[Records that describe figures]

=-=-=

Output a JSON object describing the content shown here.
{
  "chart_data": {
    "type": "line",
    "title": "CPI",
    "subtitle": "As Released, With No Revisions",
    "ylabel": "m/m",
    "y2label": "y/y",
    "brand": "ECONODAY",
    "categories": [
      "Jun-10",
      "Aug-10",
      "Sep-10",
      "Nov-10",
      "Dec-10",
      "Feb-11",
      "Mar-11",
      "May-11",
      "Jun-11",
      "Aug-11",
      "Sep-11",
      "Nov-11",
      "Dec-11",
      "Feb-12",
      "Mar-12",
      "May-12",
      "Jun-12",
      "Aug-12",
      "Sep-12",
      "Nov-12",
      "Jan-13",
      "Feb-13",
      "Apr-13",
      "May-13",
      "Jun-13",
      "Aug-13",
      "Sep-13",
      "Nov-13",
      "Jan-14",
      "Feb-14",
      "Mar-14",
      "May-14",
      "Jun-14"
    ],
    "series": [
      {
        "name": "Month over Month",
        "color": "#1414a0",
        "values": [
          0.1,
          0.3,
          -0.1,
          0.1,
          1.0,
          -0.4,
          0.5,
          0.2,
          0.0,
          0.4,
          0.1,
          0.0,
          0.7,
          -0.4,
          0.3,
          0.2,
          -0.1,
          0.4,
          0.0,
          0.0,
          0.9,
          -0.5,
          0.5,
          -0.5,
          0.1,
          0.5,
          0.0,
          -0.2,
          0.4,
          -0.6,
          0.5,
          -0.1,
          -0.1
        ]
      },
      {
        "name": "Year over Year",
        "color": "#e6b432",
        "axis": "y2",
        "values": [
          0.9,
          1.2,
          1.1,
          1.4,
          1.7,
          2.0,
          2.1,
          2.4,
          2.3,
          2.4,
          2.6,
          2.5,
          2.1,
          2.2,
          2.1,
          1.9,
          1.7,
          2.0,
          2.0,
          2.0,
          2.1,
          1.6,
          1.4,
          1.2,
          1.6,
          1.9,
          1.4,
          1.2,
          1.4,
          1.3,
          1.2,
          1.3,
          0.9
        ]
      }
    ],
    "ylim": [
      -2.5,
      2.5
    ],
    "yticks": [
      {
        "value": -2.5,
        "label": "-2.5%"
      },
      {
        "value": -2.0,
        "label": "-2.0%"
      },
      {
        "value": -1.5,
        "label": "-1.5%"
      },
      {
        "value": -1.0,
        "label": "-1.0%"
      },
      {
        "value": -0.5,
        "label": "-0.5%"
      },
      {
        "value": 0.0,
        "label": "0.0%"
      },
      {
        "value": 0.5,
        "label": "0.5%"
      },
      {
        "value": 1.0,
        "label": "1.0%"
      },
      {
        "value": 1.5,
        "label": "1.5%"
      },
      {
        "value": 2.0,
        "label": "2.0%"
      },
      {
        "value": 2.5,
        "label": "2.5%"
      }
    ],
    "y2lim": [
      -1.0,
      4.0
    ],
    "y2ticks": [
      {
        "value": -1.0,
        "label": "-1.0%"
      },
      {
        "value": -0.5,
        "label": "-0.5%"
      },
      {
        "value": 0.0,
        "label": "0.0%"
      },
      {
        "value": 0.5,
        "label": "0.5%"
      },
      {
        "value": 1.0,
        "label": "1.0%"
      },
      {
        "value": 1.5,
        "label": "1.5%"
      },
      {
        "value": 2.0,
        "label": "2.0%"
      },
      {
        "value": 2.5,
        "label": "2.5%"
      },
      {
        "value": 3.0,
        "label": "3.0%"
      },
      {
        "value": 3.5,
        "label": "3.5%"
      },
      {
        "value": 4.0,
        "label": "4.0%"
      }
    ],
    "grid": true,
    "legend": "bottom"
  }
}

=-=-=

• EXERCISE DIRECTIONS: From the data above, count the lines where "name" occurs and give that figure and nothing else.

• THE ANSWER: 2